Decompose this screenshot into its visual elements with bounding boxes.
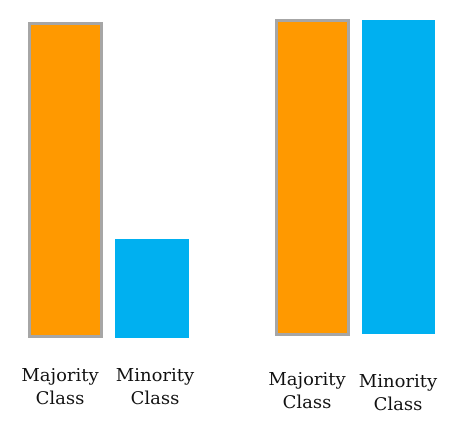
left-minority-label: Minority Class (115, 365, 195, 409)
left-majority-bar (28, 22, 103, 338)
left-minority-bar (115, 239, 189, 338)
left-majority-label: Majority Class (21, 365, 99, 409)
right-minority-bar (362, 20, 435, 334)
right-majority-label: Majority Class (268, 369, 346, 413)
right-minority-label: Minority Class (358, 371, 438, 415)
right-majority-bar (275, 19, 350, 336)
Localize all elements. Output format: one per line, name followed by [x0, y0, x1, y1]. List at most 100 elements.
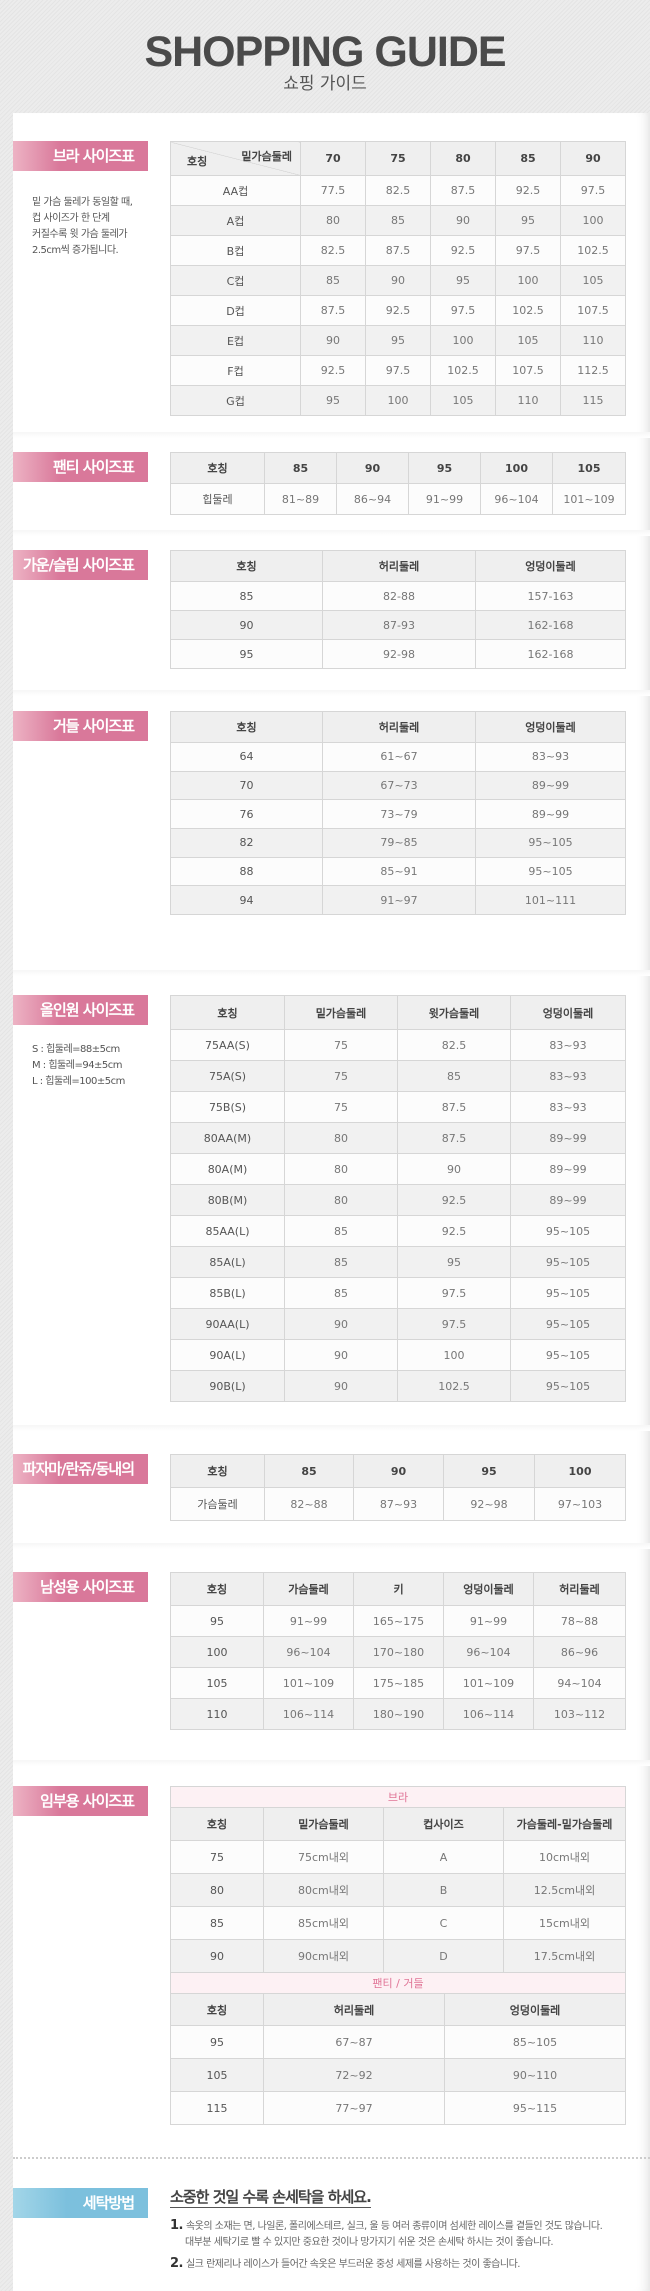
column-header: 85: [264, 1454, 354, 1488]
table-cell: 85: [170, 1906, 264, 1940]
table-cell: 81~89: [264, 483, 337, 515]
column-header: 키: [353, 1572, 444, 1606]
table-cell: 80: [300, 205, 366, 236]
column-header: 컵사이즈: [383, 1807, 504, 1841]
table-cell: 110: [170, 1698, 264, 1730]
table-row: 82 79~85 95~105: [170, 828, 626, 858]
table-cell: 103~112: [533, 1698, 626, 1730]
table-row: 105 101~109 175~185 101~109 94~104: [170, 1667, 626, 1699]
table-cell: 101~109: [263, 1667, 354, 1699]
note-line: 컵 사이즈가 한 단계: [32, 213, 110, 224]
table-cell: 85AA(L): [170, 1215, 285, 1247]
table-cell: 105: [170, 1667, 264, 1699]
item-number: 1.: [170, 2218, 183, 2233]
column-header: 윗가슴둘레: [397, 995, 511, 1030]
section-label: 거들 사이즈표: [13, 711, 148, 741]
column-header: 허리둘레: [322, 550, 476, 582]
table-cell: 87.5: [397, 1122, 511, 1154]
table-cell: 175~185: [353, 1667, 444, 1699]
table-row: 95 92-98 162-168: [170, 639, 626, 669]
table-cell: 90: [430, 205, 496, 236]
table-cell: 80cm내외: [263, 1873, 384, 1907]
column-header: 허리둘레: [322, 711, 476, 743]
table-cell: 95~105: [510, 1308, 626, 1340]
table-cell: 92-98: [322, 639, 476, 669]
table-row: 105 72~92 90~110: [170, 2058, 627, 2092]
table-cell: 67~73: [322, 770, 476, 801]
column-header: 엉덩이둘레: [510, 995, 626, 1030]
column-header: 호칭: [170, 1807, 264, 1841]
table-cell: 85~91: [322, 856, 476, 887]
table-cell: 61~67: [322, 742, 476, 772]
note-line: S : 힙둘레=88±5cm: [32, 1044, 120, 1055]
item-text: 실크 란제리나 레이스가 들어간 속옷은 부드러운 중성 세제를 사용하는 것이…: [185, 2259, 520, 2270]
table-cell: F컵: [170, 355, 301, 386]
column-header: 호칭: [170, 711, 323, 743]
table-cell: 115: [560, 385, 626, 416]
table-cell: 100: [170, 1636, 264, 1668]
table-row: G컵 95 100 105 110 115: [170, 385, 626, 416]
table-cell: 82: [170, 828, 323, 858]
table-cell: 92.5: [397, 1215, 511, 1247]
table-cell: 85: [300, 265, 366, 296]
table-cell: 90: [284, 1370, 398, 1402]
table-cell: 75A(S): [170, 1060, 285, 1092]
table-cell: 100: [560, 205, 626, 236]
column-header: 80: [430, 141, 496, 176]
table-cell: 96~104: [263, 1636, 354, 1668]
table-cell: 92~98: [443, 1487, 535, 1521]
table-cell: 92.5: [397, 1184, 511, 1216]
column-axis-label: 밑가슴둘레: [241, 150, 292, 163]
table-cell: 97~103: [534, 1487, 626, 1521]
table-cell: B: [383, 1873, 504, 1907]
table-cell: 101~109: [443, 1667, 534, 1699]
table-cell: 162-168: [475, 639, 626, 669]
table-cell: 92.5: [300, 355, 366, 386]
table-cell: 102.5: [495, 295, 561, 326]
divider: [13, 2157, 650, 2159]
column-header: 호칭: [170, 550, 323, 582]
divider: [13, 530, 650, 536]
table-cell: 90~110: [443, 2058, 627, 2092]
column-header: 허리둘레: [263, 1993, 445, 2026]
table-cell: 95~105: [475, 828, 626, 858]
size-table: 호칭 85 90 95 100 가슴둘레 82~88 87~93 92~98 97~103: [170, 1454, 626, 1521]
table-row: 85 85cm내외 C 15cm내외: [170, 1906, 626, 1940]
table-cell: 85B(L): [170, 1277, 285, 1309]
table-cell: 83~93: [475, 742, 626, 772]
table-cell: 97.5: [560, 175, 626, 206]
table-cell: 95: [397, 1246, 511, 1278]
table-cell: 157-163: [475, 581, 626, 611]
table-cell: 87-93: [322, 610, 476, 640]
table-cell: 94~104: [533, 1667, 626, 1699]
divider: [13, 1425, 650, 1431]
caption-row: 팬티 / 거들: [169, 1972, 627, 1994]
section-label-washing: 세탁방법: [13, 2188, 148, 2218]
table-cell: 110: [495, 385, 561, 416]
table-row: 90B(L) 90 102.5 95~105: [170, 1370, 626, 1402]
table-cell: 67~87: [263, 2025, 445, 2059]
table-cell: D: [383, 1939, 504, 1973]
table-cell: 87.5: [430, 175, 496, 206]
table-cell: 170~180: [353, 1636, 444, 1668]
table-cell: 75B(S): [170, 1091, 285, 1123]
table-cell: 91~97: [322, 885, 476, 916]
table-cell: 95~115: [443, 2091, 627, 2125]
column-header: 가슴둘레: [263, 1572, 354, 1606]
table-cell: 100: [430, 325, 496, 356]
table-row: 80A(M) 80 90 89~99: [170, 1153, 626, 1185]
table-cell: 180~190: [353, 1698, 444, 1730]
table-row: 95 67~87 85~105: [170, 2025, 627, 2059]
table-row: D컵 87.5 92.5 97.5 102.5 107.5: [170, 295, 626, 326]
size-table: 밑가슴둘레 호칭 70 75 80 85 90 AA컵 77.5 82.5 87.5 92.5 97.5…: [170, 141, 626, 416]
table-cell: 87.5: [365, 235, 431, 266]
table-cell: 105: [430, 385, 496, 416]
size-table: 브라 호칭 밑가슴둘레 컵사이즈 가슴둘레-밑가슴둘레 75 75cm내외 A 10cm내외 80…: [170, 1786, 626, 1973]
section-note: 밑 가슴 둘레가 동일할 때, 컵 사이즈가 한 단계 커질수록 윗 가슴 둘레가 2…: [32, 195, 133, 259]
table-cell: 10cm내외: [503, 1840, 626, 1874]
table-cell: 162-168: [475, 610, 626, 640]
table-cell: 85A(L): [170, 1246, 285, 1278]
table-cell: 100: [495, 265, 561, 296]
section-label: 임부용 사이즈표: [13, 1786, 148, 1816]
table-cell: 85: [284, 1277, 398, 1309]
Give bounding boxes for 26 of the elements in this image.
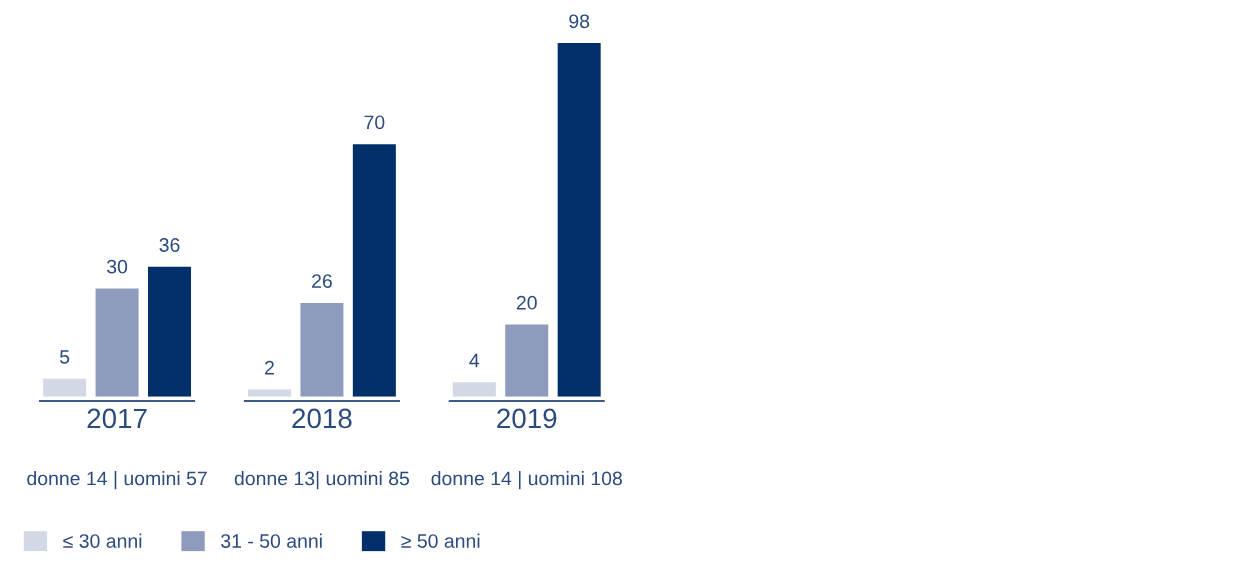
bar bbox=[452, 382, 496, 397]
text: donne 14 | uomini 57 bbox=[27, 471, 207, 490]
# # # #
- **Set task**
Extract every line of the items above verbatim, leaving out the pictures.

- **Task output**
Decompose this screenshot into its visual elements with bounding boxes.
left-minority-label: Minority Class (115, 365, 195, 409)
left-majority-bar (28, 22, 103, 338)
left-minority-bar (115, 239, 189, 338)
left-majority-label: Majority Class (21, 365, 99, 409)
right-minority-bar (362, 20, 435, 334)
right-majority-label: Majority Class (268, 369, 346, 413)
right-minority-label: Minority Class (358, 371, 438, 415)
right-majority-bar (275, 19, 350, 336)
Localize all elements. Output format: one per line, name followed by [x0, y0, x1, y1]. List at most 100 elements.
column-header: 85: [264, 1454, 354, 1488]
table-cell: 85: [170, 1906, 264, 1940]
table-cell: 81~89: [264, 483, 337, 515]
column-header: 키: [353, 1572, 444, 1606]
table-cell: 80: [300, 205, 366, 236]
column-header: 컵사이즈: [383, 1807, 504, 1841]
table-cell: 110: [170, 1698, 264, 1730]
table-row: 82 79~85 95~105: [170, 828, 626, 858]
table-cell: 103~112: [533, 1698, 626, 1730]
table-row: 105 101~109 175~185 101~109 94~104: [170, 1667, 626, 1699]
table-cell: 101~109: [263, 1667, 354, 1699]
note-line: 컵 사이즈가 한 단계: [32, 213, 110, 224]
table-cell: 85AA(L): [170, 1215, 285, 1247]
table-cell: 105: [170, 1667, 264, 1699]
item-number: 1.: [170, 2218, 183, 2233]
column-header: 윗가슴둘레: [397, 995, 511, 1030]
section-label: 거들 사이즈표: [13, 711, 148, 741]
column-header: 허리둘레: [322, 550, 476, 582]
table-cell: 87.5: [397, 1122, 511, 1154]
table-cell: 175~185: [353, 1667, 444, 1699]
table-row: 95 92-98 162-168: [170, 639, 626, 669]
table-cell: 90: [430, 205, 496, 236]
table-cell: 80cm내외: [263, 1873, 384, 1907]
column-header: 허리둘레: [322, 711, 476, 743]
table-cell: 95~105: [510, 1308, 626, 1340]
table-cell: 92-98: [322, 639, 476, 669]
table-row: 105 72~92 90~110: [170, 2058, 627, 2092]
table-cell: 67~73: [322, 770, 476, 801]
column-header: 엉덩이둘레: [510, 995, 626, 1030]
column-header: 호칭: [170, 1807, 264, 1841]
table-cell: 85~91: [322, 856, 476, 887]
table-cell: 61~67: [322, 742, 476, 772]
note-line: S : 힙둘레=88±5cm: [32, 1044, 120, 1055]
item-text: 실크 란제리나 레이스가 들어간 속옷은 부드러운 중성 세제를 사용하는 것이…: [185, 2259, 520, 2270]
table-cell: F컵: [170, 355, 301, 386]
column-header: 호칭: [170, 711, 323, 743]
table-cell: 115: [560, 385, 626, 416]
table-cell: 100: [170, 1636, 264, 1668]
table-row: G컵 95 100 105 110 115: [170, 385, 626, 416]
table-cell: 82: [170, 828, 323, 858]
table-cell: 92.5: [397, 1215, 511, 1247]
table-cell: 85: [300, 265, 366, 296]
table-cell: 90: [284, 1370, 398, 1402]
table-cell: 75A(S): [170, 1060, 285, 1092]
table-cell: 100: [560, 205, 626, 236]
column-header: 80: [430, 141, 496, 176]
table-cell: 96~104: [263, 1636, 354, 1668]
table-cell: 92~98: [443, 1487, 535, 1521]
table-cell: 92.5: [397, 1184, 511, 1216]
column-axis-label: 밑가슴둘레: [241, 150, 292, 163]
table-cell: 97~103: [534, 1487, 626, 1521]
table-cell: B: [383, 1873, 504, 1907]
table-cell: 101~109: [443, 1667, 534, 1699]
table-cell: 162-168: [475, 639, 626, 669]
table-cell: 92.5: [300, 355, 366, 386]
table-cell: 102.5: [495, 295, 561, 326]
divider: [13, 2157, 650, 2159]
column-header: 호칭: [170, 550, 323, 582]
divider: [13, 530, 650, 536]
table-cell: 90~110: [443, 2058, 627, 2092]
column-header: 허리둘레: [263, 1993, 445, 2026]
table-cell: 95~105: [475, 828, 626, 858]
size-table: 호칭 85 90 95 100 가슴둘레 82~88 87~93 92~98 97~103: [170, 1454, 626, 1521]
table-row: 85 85cm내외 C 15cm내외: [170, 1906, 626, 1940]
table-cell: 85B(L): [170, 1277, 285, 1309]
table-cell: 83~93: [475, 742, 626, 772]
table-cell: 97.5: [560, 175, 626, 206]
table-cell: 95: [397, 1246, 511, 1278]
table-cell: 157-163: [475, 581, 626, 611]
table-cell: 87-93: [322, 610, 476, 640]
table-cell: 94~104: [533, 1667, 626, 1699]
divider: [13, 1425, 650, 1431]
caption-row: 팬티 / 거들: [169, 1972, 627, 1994]
section-label-washing: 세탁방법: [13, 2188, 148, 2218]
table-cell: 110: [495, 385, 561, 416]
table-row: 90B(L) 90 102.5 95~105: [170, 1370, 626, 1402]
table-cell: 67~87: [263, 2025, 445, 2059]
table-cell: D: [383, 1939, 504, 1973]
table-cell: 87.5: [430, 175, 496, 206]
table-cell: 170~180: [353, 1636, 444, 1668]
table-cell: 75B(S): [170, 1091, 285, 1123]
table-cell: 91~97: [322, 885, 476, 916]
table-cell: 95~115: [443, 2091, 627, 2125]
column-header: 가슴둘레: [263, 1572, 354, 1606]
table-cell: 100: [430, 325, 496, 356]
table-row: 80A(M) 80 90 89~99: [170, 1153, 626, 1185]
table-cell: 180~190: [353, 1698, 444, 1730]
table-row: 95 67~87 85~105: [170, 2025, 627, 2059]
table-row: D컵 87.5 92.5 97.5 102.5 107.5: [170, 295, 626, 326]
size-table: 밑가슴둘레 호칭 70 75 80 85 90 AA컵 77.5 82.5 87.5 92.5 97.5…: [170, 141, 626, 416]
table-cell: 87.5: [365, 235, 431, 266]
table-cell: 105: [430, 385, 496, 416]
size-table: 브라 호칭 밑가슴둘레 컵사이즈 가슴둘레-밑가슴둘레 75 75cm내외 A 10cm내외 80…: [170, 1786, 626, 1973]
section-note: 밑 가슴 둘레가 동일할 때, 컵 사이즈가 한 단계 커질수록 윗 가슴 둘레가 2…: [32, 195, 133, 259]
table-cell: 10cm내외: [503, 1840, 626, 1874]
table-cell: 162-168: [475, 610, 626, 640]
table-cell: 85A(L): [170, 1246, 285, 1278]
table-cell: 100: [495, 265, 561, 296]
section-label: 임부용 사이즈표: [13, 1786, 148, 1816]
table-cell: 85: [284, 1277, 398, 1309]
Give bounding boxes for 26 of the elements in this image.
bar bbox=[452, 382, 496, 397]
text: donne 14 | uomini 57 bbox=[27, 471, 207, 490]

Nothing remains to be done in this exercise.